The entries below should be quoted exactly, with no pictures carried over.

╭─ SUPPLIED MATERIAL

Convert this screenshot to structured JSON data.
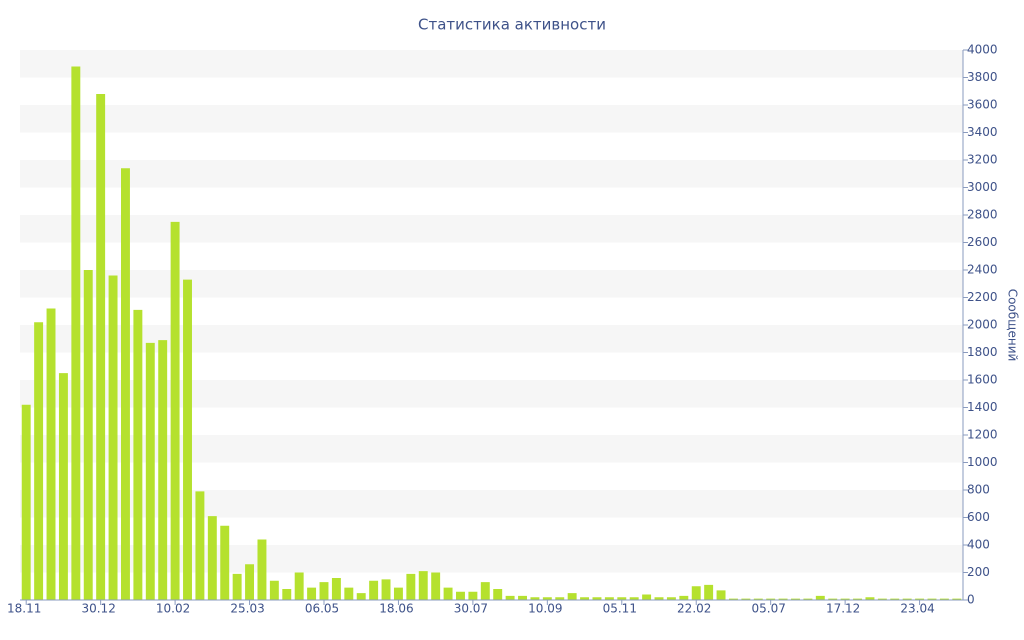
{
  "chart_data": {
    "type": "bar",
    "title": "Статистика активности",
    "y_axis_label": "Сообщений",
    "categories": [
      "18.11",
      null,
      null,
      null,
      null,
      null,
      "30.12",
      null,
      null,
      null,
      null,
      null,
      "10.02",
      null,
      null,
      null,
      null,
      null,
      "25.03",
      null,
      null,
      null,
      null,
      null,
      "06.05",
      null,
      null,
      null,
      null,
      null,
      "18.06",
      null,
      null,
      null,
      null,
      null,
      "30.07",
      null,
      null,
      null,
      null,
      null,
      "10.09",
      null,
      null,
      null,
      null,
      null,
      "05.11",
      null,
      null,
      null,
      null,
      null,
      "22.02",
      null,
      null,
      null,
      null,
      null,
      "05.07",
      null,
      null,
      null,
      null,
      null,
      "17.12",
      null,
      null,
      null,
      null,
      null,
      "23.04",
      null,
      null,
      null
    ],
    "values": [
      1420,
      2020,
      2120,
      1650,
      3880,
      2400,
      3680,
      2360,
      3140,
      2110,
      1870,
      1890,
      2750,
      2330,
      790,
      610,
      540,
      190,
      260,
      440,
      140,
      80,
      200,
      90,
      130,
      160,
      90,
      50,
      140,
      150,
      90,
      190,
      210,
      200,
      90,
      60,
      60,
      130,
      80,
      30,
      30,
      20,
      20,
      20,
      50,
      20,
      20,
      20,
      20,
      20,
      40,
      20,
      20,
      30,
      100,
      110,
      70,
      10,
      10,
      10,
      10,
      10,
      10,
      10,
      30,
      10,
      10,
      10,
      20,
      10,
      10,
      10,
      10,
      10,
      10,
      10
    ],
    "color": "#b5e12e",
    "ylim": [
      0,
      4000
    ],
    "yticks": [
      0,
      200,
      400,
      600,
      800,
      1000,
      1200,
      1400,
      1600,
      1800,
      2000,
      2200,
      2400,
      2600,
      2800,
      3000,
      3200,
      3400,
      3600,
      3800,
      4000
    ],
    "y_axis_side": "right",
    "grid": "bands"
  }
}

╰─

§ **EXERCISE RESPONSE**
Convert this screenshot to structured JSON data.
{
  "chart_data": {
    "type": "bar",
    "title": "Статистика активности",
    "y_axis_label": "Сообщений",
    "categories": [
      "18.11",
      null,
      null,
      null,
      null,
      null,
      "30.12",
      null,
      null,
      null,
      null,
      null,
      "10.02",
      null,
      null,
      null,
      null,
      null,
      "25.03",
      null,
      null,
      null,
      null,
      null,
      "06.05",
      null,
      null,
      null,
      null,
      null,
      "18.06",
      null,
      null,
      null,
      null,
      null,
      "30.07",
      null,
      null,
      null,
      null,
      null,
      "10.09",
      null,
      null,
      null,
      null,
      null,
      "05.11",
      null,
      null,
      null,
      null,
      null,
      "22.02",
      null,
      null,
      null,
      null,
      null,
      "05.07",
      null,
      null,
      null,
      null,
      null,
      "17.12",
      null,
      null,
      null,
      null,
      null,
      "23.04",
      null,
      null,
      null
    ],
    "values": [
      1420,
      2020,
      2120,
      1650,
      3880,
      2400,
      3680,
      2360,
      3140,
      2110,
      1870,
      1890,
      2750,
      2330,
      790,
      610,
      540,
      190,
      260,
      440,
      140,
      80,
      200,
      90,
      130,
      160,
      90,
      50,
      140,
      150,
      90,
      190,
      210,
      200,
      90,
      60,
      60,
      130,
      80,
      30,
      30,
      20,
      20,
      20,
      50,
      20,
      20,
      20,
      20,
      20,
      40,
      20,
      20,
      30,
      100,
      110,
      70,
      10,
      10,
      10,
      10,
      10,
      10,
      10,
      30,
      10,
      10,
      10,
      20,
      10,
      10,
      10,
      10,
      10,
      10,
      10
    ],
    "color": "#b5e12e",
    "ylim": [
      0,
      4000
    ],
    "yticks": [
      0,
      200,
      400,
      600,
      800,
      1000,
      1200,
      1400,
      1600,
      1800,
      2000,
      2200,
      2400,
      2600,
      2800,
      3000,
      3200,
      3400,
      3600,
      3800,
      4000
    ],
    "y_axis_side": "right",
    "grid": "bands"
  }
}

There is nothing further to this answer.